**Task statement**:
Pull out every line of the listing that contains the string "label".
# # #
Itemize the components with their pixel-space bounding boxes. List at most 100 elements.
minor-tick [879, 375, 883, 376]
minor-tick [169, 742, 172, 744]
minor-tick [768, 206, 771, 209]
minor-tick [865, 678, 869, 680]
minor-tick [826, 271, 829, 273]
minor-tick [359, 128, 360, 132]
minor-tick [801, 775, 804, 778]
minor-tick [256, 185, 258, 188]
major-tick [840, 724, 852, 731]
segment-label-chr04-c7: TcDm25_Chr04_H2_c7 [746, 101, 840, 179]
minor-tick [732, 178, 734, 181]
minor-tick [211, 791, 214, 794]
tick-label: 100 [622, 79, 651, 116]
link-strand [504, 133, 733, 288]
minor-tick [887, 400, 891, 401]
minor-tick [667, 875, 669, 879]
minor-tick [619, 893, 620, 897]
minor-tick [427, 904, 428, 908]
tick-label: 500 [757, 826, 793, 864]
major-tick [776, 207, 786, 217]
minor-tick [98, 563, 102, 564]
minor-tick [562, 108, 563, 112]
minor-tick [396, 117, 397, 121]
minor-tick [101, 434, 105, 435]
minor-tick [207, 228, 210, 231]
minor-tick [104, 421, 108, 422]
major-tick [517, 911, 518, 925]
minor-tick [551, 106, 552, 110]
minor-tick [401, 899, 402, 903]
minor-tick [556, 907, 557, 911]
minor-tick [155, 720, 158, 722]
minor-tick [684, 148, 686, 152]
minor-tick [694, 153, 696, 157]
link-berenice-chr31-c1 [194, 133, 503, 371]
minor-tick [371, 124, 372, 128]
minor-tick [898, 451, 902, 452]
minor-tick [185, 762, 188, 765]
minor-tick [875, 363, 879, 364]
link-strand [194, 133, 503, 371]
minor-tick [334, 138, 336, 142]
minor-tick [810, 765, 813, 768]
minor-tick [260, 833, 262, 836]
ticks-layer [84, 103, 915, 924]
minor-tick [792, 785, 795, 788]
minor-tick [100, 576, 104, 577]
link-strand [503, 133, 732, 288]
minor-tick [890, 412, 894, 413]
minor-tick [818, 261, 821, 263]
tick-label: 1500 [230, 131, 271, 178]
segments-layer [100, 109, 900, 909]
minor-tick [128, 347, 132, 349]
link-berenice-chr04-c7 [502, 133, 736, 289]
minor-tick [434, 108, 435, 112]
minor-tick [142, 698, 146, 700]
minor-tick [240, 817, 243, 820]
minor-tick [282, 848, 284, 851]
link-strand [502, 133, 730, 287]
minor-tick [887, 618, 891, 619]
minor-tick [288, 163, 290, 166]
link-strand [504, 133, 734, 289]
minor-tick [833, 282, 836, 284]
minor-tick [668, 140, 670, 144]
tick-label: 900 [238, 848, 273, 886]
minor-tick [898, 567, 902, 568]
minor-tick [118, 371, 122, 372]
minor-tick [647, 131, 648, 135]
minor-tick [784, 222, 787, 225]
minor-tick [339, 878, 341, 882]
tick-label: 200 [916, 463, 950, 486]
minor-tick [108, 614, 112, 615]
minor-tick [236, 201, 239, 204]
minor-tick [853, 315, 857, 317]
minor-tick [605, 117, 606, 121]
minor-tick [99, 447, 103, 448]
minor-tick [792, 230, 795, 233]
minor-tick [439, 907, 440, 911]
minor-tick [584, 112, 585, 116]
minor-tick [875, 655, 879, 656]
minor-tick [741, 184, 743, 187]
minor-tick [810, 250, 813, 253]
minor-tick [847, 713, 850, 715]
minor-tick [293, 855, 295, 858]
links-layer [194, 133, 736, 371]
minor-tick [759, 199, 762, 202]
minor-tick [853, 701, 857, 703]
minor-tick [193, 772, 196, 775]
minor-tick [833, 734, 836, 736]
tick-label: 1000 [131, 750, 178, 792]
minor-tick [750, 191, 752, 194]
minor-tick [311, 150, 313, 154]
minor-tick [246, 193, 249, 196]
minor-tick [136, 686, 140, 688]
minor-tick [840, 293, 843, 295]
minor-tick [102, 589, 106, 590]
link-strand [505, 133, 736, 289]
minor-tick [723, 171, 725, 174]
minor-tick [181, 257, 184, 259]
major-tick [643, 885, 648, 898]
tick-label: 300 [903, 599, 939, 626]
# # #
**Complete output**:
segment-label-chr04-c7: TcDm25_Chr04_H2_c7 [746, 101, 840, 179]
tick-label: 100 [622, 79, 651, 116]
tick-label: 500 [757, 826, 793, 864]
tick-label: 1500 [230, 131, 271, 178]
tick-label: 900 [238, 848, 273, 886]
tick-label: 200 [916, 463, 950, 486]
tick-label: 1000 [131, 750, 178, 792]
tick-label: 300 [903, 599, 939, 626]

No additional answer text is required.